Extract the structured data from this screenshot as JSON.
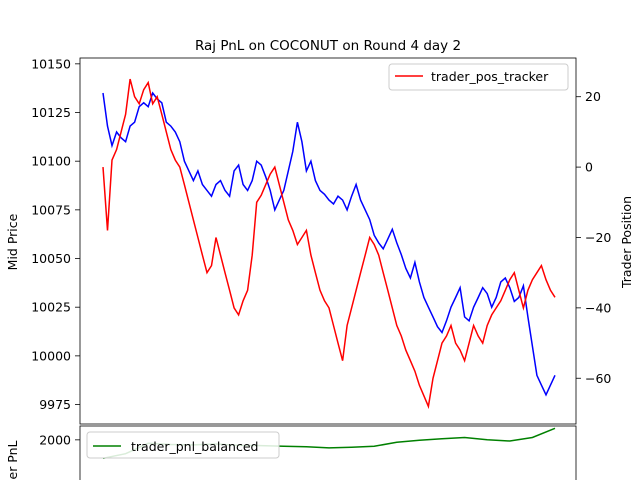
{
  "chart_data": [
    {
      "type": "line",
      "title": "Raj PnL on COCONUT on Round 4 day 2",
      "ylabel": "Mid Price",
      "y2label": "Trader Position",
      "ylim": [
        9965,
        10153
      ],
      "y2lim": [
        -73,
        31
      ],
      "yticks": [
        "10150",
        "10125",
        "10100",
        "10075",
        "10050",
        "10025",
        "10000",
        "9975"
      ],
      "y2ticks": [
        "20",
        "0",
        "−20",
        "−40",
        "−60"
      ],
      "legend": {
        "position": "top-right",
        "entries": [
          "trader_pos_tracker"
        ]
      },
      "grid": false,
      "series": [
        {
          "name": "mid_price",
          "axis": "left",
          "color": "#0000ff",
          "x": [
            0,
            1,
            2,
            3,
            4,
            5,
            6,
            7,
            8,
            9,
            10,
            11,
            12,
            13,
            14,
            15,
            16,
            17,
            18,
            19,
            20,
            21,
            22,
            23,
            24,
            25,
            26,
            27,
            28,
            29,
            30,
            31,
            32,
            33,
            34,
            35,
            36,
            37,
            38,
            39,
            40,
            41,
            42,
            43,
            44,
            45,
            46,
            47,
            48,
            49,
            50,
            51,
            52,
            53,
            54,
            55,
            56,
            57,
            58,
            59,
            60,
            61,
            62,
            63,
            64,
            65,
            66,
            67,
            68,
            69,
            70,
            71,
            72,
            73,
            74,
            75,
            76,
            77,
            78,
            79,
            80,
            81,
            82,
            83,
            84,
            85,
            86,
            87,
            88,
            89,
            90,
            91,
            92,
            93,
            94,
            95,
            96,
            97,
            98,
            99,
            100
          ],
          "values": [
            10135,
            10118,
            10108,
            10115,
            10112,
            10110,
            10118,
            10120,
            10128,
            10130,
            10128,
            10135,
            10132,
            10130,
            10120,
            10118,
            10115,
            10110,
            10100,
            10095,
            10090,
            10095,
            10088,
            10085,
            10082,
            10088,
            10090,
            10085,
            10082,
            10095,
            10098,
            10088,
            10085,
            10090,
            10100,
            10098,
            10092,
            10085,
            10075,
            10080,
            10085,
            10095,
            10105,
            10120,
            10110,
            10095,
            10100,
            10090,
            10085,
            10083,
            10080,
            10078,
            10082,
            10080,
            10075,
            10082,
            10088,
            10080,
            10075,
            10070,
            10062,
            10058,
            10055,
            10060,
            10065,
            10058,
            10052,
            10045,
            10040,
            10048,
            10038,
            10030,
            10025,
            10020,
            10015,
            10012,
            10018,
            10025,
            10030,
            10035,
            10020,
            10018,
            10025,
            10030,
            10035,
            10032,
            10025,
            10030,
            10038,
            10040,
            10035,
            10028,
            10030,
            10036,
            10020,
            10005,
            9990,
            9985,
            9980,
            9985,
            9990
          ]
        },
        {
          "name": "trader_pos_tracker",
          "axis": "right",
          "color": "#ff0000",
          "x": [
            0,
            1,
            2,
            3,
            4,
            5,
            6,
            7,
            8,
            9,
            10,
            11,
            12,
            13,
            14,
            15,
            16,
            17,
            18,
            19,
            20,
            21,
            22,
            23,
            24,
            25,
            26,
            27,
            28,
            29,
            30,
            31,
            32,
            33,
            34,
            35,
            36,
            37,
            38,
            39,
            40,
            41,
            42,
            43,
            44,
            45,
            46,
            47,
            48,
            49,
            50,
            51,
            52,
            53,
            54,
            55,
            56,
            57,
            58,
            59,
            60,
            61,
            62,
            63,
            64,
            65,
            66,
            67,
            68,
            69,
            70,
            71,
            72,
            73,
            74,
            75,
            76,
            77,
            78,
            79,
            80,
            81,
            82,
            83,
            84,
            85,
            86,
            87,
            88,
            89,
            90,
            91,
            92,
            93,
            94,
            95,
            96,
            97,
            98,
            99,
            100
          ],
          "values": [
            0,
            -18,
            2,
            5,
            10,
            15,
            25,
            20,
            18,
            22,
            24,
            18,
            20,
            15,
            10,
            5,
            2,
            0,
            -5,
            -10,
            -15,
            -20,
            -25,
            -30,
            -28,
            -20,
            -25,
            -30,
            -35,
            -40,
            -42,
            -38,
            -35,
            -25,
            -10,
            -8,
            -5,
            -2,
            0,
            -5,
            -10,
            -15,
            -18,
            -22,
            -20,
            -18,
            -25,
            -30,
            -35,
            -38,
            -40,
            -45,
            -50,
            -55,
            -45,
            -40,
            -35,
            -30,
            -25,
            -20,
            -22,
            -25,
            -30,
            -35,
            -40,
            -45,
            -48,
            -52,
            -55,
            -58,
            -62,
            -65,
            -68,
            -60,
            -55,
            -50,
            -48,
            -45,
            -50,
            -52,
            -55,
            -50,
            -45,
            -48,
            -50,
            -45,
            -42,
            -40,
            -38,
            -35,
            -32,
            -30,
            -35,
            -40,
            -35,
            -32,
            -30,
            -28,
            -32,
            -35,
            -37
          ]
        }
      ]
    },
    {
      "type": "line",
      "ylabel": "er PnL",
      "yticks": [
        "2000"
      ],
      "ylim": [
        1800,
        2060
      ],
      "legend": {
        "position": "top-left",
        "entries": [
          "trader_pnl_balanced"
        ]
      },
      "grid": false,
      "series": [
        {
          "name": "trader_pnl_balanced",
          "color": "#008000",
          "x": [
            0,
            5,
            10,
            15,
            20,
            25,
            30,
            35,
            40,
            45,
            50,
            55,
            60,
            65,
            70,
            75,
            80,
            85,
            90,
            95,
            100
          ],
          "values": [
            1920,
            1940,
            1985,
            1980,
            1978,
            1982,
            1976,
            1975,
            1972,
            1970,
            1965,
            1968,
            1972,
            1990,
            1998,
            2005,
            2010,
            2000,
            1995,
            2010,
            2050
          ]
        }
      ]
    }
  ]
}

-*-

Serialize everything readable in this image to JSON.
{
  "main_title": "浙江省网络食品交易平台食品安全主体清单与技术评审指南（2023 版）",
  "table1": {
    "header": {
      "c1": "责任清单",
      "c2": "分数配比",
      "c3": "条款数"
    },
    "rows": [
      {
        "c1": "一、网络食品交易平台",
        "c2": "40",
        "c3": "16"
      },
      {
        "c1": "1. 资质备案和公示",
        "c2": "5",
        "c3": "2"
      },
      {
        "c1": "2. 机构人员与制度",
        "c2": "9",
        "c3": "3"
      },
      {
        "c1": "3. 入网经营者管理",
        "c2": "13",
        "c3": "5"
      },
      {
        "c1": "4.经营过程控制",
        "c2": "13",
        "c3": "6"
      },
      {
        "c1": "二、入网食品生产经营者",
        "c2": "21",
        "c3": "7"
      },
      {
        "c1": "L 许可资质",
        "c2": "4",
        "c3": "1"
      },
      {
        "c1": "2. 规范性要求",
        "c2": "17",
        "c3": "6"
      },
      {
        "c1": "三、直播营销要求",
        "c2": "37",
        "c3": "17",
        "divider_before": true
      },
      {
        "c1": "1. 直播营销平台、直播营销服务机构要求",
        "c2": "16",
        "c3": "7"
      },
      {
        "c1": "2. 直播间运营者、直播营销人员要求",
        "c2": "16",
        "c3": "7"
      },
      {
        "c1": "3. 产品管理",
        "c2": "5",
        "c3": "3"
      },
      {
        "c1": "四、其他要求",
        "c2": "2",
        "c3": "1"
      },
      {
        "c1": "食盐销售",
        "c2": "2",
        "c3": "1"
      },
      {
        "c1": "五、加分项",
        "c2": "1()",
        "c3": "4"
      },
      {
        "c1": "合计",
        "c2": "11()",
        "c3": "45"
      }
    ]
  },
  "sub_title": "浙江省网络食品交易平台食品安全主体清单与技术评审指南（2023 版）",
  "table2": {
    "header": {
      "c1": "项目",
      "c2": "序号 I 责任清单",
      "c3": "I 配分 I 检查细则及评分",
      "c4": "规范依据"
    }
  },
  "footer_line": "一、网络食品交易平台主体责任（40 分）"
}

-*-

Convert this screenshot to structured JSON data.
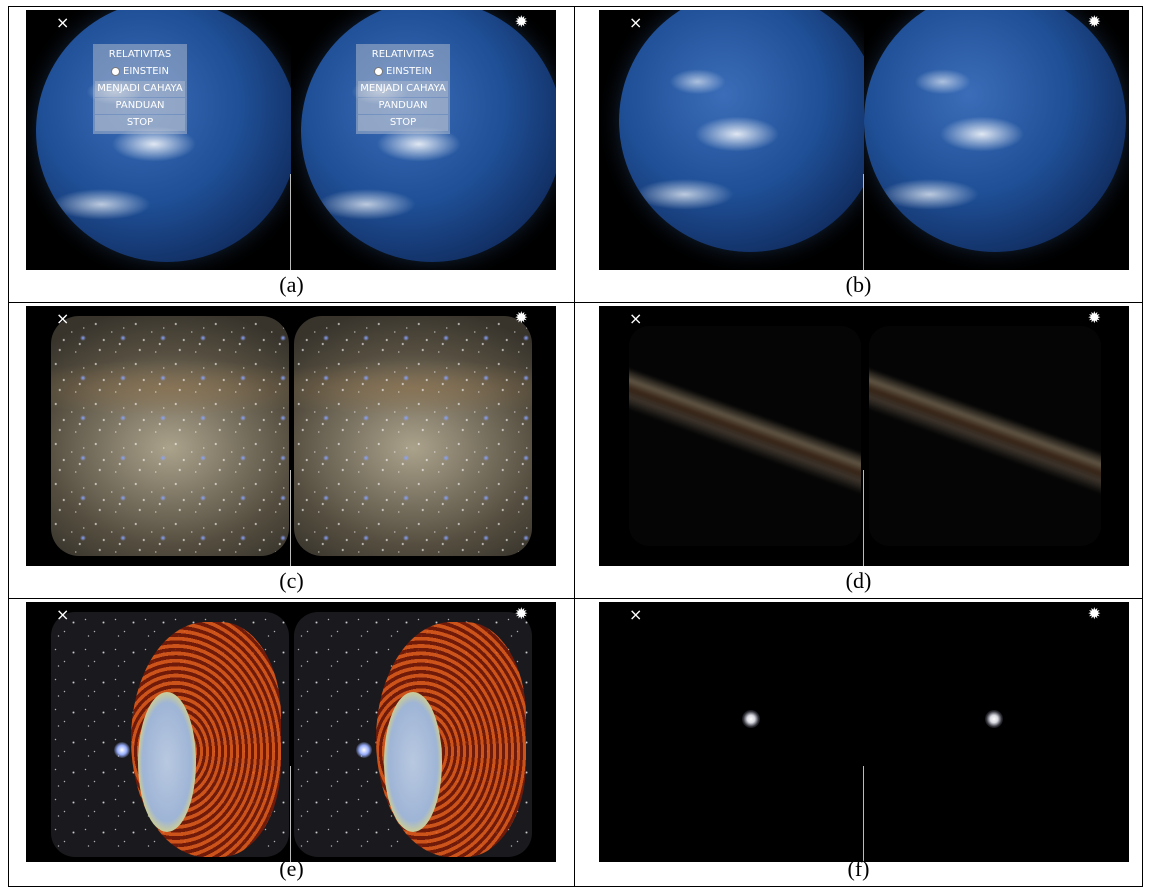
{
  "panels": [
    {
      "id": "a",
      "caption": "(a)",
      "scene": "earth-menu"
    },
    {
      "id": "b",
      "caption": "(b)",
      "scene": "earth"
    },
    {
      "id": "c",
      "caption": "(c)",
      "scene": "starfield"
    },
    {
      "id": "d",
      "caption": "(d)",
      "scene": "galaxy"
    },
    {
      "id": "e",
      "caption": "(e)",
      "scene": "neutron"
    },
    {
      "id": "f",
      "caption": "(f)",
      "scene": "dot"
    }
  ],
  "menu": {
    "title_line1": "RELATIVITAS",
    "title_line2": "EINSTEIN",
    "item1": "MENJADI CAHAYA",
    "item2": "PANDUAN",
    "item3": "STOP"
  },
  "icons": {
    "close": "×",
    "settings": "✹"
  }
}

-*-

* [Exercise aim]: Sift the material for lines with the string "scene". Copy each one found.

* [The reply]:
      "scene": "earth-menu"
      "scene": "earth"
      "scene": "starfield"
      "scene": "galaxy"
      "scene": "neutron"
      "scene": "dot"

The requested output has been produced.